## TEXTO DE LEITURA
════════
A reação do mercado foi exagerada?
Na última terça-feira, 27, o jornalista Luis Nassif entrevistou Marcos Elias, um matemático, engenheiro, empresário e trader do mercado financeiro. Ele fundou diversas instituições financeiras, incluindo a GAS Investimentos, a Empiricus, a Turing e a Modena Capital.
Como analista de mercado, ele contestou o alvoroço em torno da DeepSeek, principalmente no caso da NVIDIA. A fornecedora de placas de vídeo foi uma das empresas que perderam valor de mercado nos últimos dias. A explicação é de que, se a DeepSeek apresenta um resultado igual ou superior ao GPT da OpenAI utilizando menos microchips da NVIDIA, a empresa estaria supervalorizada.
Após o lançamento da DeepSeek, a Nvidia sofreu uma perda significativa em seu valor de mercado. A empresa perdeu cerca de 600 bilhões de dólares em um único dia. As ações caíram aproximadamente 17%, passando de US142,62 para US 118,19. Essa queda foi a maior perda diária de valor de mercado na história dos Estados Unidos.
Para Elias, a verdade é que a DeepSeek ou qualquer empresa que treine inteligências artificiais é dependente da NVIDIA, seja em menor ou maior escala. Para considerar o valor da NVIDIA abaixo do que ela está cotada hoje, seria dizer que “a IA chegou ao seu limite”, o que não parece sensato, avaliou.
Marco Gomes acredita que apesar da Nvidia produzir as melhores placas de vídeo, as empresas de IA podem não ser tão dependentes assim da empresa. Visto que ela não é a única que produz esse tipo de hardware.
Apesar de existirem outros fabricantes, a Nvidia continua dominando o mercado de GPUs (placas de vídeo) para IA, de acordo com dados de dezembro de 2023.
Paradoxo DeepSeek
Para acalmar os investidores das big techs e justificar que a DeepSeek não matará as grandes corporações americanas, mas apenas as fortalecerá, o CEO da Microsoft, Satya Nadella, utilizou-se do Paradoxo de Jevons para defender sua tese.
O Paradoxo de Jevons afirma que, à medida que as melhorias tecnológicas aumentam a eficiência com a qual um recurso é usado, o consumo total desse recurso pode aumentar em vez de diminuir.
Publicado no X, Satya compartilhou o link da Wikipedia do Paradoxo de Jevons e escreveu: “O Paradoxo de Jevons ataca novamente! À medida que a IA se torna mais eficiente e acessível, veremos seu uso disparar, transformando-a em uma mercadoria da qual não nos cansamos.”
════════
## DADOS FORNECIDOS
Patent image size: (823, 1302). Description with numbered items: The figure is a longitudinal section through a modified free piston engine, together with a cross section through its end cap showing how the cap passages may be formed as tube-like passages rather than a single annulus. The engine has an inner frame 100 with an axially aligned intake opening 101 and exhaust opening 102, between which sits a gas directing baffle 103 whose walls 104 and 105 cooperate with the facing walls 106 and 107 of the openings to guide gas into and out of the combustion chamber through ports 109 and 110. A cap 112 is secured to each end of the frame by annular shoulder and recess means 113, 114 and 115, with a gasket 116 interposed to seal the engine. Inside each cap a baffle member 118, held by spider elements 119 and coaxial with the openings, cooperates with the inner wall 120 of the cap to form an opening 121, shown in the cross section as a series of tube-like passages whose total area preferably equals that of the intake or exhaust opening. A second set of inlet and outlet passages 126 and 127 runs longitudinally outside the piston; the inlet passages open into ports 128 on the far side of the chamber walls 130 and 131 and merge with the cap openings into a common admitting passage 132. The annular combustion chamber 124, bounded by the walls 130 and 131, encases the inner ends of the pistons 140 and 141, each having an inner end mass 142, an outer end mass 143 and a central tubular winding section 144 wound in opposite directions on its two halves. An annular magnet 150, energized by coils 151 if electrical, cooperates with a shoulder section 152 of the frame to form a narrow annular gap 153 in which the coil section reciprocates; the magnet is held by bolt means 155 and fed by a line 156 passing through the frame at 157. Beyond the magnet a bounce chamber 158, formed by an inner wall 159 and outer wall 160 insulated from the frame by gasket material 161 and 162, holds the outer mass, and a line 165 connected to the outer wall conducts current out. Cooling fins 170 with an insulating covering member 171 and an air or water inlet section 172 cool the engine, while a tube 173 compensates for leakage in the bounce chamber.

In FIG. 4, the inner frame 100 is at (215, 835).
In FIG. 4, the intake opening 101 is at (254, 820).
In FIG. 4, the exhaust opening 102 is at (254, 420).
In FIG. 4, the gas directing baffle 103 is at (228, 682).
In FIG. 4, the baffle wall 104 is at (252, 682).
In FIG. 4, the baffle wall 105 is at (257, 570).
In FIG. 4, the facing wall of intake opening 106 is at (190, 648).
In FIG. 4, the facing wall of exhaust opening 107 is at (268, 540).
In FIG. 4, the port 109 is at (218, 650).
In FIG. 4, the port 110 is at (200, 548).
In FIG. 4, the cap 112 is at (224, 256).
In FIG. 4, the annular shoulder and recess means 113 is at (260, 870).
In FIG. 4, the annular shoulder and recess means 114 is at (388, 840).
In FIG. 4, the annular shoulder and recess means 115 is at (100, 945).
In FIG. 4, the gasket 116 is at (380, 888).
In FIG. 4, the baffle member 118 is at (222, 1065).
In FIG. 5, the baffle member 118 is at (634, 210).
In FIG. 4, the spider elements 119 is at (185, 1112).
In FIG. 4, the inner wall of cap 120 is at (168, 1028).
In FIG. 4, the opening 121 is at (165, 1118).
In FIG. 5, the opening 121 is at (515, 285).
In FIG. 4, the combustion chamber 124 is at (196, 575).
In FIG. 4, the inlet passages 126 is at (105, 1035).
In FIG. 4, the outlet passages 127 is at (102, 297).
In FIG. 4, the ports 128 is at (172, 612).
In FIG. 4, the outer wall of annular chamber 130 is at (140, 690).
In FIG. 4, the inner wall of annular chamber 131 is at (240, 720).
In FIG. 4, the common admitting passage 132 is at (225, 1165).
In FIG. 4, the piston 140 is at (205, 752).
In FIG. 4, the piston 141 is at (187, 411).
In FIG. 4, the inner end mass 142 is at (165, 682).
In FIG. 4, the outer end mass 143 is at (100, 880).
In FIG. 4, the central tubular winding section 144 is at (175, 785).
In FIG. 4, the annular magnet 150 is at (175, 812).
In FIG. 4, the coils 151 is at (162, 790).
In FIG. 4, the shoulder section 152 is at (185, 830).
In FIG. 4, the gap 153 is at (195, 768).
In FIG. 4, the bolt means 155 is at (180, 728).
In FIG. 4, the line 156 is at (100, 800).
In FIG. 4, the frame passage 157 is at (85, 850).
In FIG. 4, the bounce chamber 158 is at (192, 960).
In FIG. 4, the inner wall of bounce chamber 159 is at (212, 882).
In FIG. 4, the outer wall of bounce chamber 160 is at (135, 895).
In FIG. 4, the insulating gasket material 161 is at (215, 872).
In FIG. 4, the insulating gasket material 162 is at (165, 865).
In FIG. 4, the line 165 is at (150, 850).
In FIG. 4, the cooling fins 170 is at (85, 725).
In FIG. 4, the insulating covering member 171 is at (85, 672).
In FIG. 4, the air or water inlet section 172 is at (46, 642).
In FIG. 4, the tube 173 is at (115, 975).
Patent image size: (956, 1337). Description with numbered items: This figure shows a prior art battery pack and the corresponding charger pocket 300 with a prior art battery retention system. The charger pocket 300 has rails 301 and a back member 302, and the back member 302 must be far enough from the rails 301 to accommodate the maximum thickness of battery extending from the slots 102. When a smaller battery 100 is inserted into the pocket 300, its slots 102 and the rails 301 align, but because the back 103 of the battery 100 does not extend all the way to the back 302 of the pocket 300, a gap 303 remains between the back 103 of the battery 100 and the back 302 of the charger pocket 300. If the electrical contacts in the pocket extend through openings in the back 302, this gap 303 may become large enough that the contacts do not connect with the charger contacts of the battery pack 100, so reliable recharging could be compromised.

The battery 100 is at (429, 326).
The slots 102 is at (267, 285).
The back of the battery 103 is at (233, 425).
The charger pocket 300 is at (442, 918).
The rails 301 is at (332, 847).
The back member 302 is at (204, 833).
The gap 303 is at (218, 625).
════════
## TAREFAS E EXERCÍCIOS
1) Transcreva do texto sobre a DeepSeek o trecho que vai de "Marco Gomes acredita" até "tipo de hardware.".
2) Indique se cada afirmação abaixo está de acordo com o texto sobre a DeepSeek, respondendo sim ou não e citando as palavras do texto que decidem a questão. (a) A Nvidia perdeu cerca de 600 bilhões de dólares em um único dia. (b) Para Marco Gomes, a Nvidia é a única empresa que produz esse tipo de hardware. (c) Satya Nadella é apresentado como CEO da Microsoft.

## RESPOSTAS EM ORDEM
1)
Marco Gomes acredita que apesar da Nvidia produzir as melhores placas de vídeo, as empresas de IA podem não ser tão dependentes assim da empresa. Visto que ela não é a única que produz esse tipo de hardware.

2)
(a) Sim: "A empresa perdeu cerca de 600 bilhões de dólares em um único dia."
(b) Não: "Visto que ela não é a única que produz esse tipo de hardware."
(c) Sim: "o CEO da Microsoft, Satya Nadella"